Supplied records:
>>>>

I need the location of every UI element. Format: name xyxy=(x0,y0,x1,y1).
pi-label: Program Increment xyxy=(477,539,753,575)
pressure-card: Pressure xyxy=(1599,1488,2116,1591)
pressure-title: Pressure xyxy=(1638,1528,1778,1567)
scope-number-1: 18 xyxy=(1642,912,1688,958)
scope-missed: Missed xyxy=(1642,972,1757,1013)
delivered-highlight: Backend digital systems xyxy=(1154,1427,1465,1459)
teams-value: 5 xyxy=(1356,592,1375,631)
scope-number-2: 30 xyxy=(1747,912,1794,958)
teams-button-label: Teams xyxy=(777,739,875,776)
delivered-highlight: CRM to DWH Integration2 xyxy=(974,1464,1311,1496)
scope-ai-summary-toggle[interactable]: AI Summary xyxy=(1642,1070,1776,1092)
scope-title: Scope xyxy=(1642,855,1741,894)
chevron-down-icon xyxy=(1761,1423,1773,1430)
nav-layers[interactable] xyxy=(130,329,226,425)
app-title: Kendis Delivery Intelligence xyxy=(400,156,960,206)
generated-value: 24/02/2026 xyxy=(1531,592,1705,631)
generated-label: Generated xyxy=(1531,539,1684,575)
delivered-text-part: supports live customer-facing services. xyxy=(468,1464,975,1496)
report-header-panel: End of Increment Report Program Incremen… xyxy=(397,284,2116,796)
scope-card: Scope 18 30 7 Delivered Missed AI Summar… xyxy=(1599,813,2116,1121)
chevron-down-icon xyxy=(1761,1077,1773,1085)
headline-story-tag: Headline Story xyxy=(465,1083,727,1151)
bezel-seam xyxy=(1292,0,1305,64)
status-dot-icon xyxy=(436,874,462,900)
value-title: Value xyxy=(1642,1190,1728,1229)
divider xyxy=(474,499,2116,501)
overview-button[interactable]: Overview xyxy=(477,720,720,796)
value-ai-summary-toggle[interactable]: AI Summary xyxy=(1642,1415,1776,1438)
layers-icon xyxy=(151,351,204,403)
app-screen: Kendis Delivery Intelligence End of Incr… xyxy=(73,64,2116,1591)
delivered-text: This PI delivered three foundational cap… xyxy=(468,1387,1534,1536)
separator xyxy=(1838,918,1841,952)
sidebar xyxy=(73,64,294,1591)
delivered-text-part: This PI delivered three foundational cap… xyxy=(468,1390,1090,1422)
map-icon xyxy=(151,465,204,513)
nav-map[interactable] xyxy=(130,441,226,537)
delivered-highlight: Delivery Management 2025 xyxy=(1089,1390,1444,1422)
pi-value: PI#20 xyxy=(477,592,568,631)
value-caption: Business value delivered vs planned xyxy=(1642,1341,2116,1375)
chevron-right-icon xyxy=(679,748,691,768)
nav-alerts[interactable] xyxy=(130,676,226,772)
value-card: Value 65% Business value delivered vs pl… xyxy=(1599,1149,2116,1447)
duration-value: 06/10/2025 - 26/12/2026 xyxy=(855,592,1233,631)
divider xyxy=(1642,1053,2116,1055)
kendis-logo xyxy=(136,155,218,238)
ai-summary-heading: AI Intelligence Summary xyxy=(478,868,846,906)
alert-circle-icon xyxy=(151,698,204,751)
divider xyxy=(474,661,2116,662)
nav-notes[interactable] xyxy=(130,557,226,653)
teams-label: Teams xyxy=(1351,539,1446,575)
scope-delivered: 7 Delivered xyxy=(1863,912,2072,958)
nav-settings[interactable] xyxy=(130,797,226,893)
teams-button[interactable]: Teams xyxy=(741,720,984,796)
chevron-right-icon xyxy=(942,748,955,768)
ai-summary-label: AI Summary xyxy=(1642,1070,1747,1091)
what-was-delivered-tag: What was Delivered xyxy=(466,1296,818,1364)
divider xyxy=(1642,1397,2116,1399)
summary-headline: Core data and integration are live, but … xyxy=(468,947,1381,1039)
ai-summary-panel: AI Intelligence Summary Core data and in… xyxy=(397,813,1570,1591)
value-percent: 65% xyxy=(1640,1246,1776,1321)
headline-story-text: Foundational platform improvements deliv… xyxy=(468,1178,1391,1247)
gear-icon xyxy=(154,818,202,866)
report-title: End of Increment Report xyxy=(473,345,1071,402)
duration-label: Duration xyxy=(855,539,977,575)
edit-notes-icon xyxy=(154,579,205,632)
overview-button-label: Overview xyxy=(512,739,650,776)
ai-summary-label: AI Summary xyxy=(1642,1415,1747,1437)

<<<<

Objective:
Rewrite the records from their first line through the line that contains "app-title: Kendis Delivery", substituting "Release Cycle" for "Program Increment" and keeping everything else unchanged.

Exercise solution:
I need the location of every UI element. Format: name xyxy=(x0,y0,x1,y1).
pi-label: Release Cycle xyxy=(477,539,753,575)
pressure-card: Pressure xyxy=(1599,1488,2116,1591)
pressure-title: Pressure xyxy=(1638,1528,1778,1567)
scope-number-1: 18 xyxy=(1642,912,1688,958)
scope-missed: Missed xyxy=(1642,972,1757,1013)
delivered-highlight: Backend digital systems xyxy=(1154,1427,1465,1459)
teams-value: 5 xyxy=(1356,592,1375,631)
scope-number-2: 30 xyxy=(1747,912,1794,958)
teams-button-label: Teams xyxy=(777,739,875,776)
delivered-highlight: CRM to DWH Integration2 xyxy=(974,1464,1311,1496)
scope-ai-summary-toggle[interactable]: AI Summary xyxy=(1642,1070,1776,1092)
scope-title: Scope xyxy=(1642,855,1741,894)
chevron-down-icon xyxy=(1761,1423,1773,1430)
nav-layers[interactable] xyxy=(130,329,226,425)
app-title: Kendis Delivery Intelligence xyxy=(400,156,960,206)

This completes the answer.